Start of Records supplied

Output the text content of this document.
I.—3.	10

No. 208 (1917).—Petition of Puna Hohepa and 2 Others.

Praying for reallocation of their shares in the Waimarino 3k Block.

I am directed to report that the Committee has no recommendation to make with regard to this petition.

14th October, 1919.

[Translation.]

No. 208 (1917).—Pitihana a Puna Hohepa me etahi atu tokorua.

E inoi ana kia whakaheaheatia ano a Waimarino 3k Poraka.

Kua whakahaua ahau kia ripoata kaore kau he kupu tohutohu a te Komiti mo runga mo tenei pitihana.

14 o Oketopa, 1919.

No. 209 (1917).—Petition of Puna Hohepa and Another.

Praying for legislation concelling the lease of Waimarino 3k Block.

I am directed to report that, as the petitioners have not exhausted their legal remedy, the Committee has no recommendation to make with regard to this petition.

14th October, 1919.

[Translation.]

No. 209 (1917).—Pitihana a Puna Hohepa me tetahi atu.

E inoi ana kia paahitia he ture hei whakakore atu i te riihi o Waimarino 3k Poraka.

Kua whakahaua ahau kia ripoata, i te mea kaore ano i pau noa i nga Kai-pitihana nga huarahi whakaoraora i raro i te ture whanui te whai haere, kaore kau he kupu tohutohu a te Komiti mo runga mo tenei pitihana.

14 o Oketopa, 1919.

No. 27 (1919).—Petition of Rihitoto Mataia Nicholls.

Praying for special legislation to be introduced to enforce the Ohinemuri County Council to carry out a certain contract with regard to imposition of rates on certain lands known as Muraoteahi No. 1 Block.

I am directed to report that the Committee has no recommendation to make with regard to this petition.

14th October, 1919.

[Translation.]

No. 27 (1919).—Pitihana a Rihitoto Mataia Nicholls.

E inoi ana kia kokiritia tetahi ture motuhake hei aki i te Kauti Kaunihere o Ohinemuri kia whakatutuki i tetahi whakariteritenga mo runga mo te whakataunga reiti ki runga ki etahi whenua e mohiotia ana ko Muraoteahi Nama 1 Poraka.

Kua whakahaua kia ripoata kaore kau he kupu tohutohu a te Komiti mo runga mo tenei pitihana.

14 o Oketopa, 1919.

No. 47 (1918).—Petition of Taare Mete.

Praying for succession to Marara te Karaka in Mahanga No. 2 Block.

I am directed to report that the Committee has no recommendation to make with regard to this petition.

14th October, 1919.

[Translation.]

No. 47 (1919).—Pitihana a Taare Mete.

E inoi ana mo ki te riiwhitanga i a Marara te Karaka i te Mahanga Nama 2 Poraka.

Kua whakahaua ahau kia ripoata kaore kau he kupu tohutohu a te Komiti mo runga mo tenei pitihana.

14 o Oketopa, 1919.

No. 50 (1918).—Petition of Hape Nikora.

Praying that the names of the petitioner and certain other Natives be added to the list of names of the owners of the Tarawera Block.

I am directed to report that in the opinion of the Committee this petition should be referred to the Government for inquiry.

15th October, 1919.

End of Records supplied

All of the data shown above must be copied exactly.

▶ _Finished exercise_:
Output the text content of this document.
I.—3.	10

No. 208 (1917).—Petition of Puna Hohepa and 2 Others.

Praying for reallocation of their shares in the Waimarino 3k Block.

I am directed to report that the Committee has no recommendation to make with regard to this petition.

14th October, 1919.

[Translation.]

No. 208 (1917).—Pitihana a Puna Hohepa me etahi atu tokorua.

E inoi ana kia whakaheaheatia ano a Waimarino 3k Poraka.

Kua whakahaua ahau kia ripoata kaore kau he kupu tohutohu a te Komiti mo runga mo tenei pitihana.

14 o Oketopa, 1919.

No. 209 (1917).—Petition of Puna Hohepa and Another.

Praying for legislation concelling the lease of Waimarino 3k Block.

I am directed to report that, as the petitioners have not exhausted their legal remedy, the Committee has no recommendation to make with regard to this petition.

14th October, 1919.

[Translation.]

No. 209 (1917).—Pitihana a Puna Hohepa me tetahi atu.

E inoi ana kia paahitia he ture hei whakakore atu i te riihi o Waimarino 3k Poraka.

Kua whakahaua ahau kia ripoata, i te mea kaore ano i pau noa i nga Kai-pitihana nga huarahi whakaoraora i raro i te ture whanui te whai haere, kaore kau he kupu tohutohu a te Komiti mo runga mo tenei pitihana.

14 o Oketopa, 1919.

No. 27 (1919).—Petition of Rihitoto Mataia Nicholls.

Praying for special legislation to be introduced to enforce the Ohinemuri County Council to carry out a certain contract with regard to imposition of rates on certain lands known as Muraoteahi No. 1 Block.

I am directed to report that the Committee has no recommendation to make with regard to this petition.

14th October, 1919.

[Translation.]

No. 27 (1919).—Pitihana a Rihitoto Mataia Nicholls.

E inoi ana kia kokiritia tetahi ture motuhake hei aki i te Kauti Kaunihere o Ohinemuri kia whakatutuki i tetahi whakariteritenga mo runga mo te whakataunga reiti ki runga ki etahi whenua e mohiotia ana ko Muraoteahi Nama 1 Poraka.

Kua whakahaua kia ripoata kaore kau he kupu tohutohu a te Komiti mo runga mo tenei pitihana.

14 o Oketopa, 1919.

No. 47 (1918).—Petition of Taare Mete.

Praying for succession to Marara te Karaka in Mahanga No. 2 Block.

I am directed to report that the Committee has no recommendation to make with regard to this petition.

14th October, 1919.

[Translation.]

No. 47 (1919).—Pitihana a Taare Mete.

E inoi ana mo ki te riiwhitanga i a Marara te Karaka i te Mahanga Nama 2 Poraka.

Kua whakahaua ahau kia ripoata kaore kau he kupu tohutohu a te Komiti mo runga mo tenei pitihana.

14 o Oketopa, 1919.

No. 50 (1918).—Petition of Hape Nikora.

Praying that the names of the petitioner and certain other Natives be added to the list of names of the owners of the Tarawera Block.

I am directed to report that in the opinion of the Committee this petition should be referred to the Government for inquiry.

15th October, 1919.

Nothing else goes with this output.